* The task: Write the material out again exactly as it stands.

* Exercise data:
..............................
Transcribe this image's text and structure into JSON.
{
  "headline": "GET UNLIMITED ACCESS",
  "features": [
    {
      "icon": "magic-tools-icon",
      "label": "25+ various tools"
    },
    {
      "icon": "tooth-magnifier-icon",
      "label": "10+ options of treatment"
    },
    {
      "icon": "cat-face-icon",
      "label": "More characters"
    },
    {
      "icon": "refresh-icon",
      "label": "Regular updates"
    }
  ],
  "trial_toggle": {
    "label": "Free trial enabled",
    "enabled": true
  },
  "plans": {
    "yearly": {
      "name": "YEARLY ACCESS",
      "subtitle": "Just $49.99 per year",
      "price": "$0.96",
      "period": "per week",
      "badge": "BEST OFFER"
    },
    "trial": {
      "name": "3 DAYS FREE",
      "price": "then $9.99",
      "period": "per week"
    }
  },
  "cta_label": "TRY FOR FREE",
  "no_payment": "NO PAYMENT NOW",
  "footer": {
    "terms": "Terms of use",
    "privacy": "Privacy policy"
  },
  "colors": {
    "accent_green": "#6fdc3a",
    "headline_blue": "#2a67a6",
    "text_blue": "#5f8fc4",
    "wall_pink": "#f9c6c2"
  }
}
..............................
* Full output:
Transcribe this image's text and structure into JSON.
{
  "headline": "GET UNLIMITED ACCESS",
  "features": [
    {
      "icon": "magic-tools-icon",
      "label": "25+ various tools"
    },
    {
      "icon": "tooth-magnifier-icon",
      "label": "10+ options of treatment"
    },
    {
      "icon": "cat-face-icon",
      "label": "More characters"
    },
    {
      "icon": "refresh-icon",
      "label": "Regular updates"
    }
  ],
  "trial_toggle": {
    "label": "Free trial enabled",
    "enabled": true
  },
  "plans": {
    "yearly": {
      "name": "YEARLY ACCESS",
      "subtitle": "Just $49.99 per year",
      "price": "$0.96",
      "period": "per week",
      "badge": "BEST OFFER"
    },
    "trial": {
      "name": "3 DAYS FREE",
      "price": "then $9.99",
      "period": "per week"
    }
  },
  "cta_label": "TRY FOR FREE",
  "no_payment": "NO PAYMENT NOW",
  "footer": {
    "terms": "Terms of use",
    "privacy": "Privacy policy"
  },
  "colors": {
    "accent_green": "#6fdc3a",
    "headline_blue": "#2a67a6",
    "text_blue": "#5f8fc4",
    "wall_pink": "#f9c6c2"
  }
}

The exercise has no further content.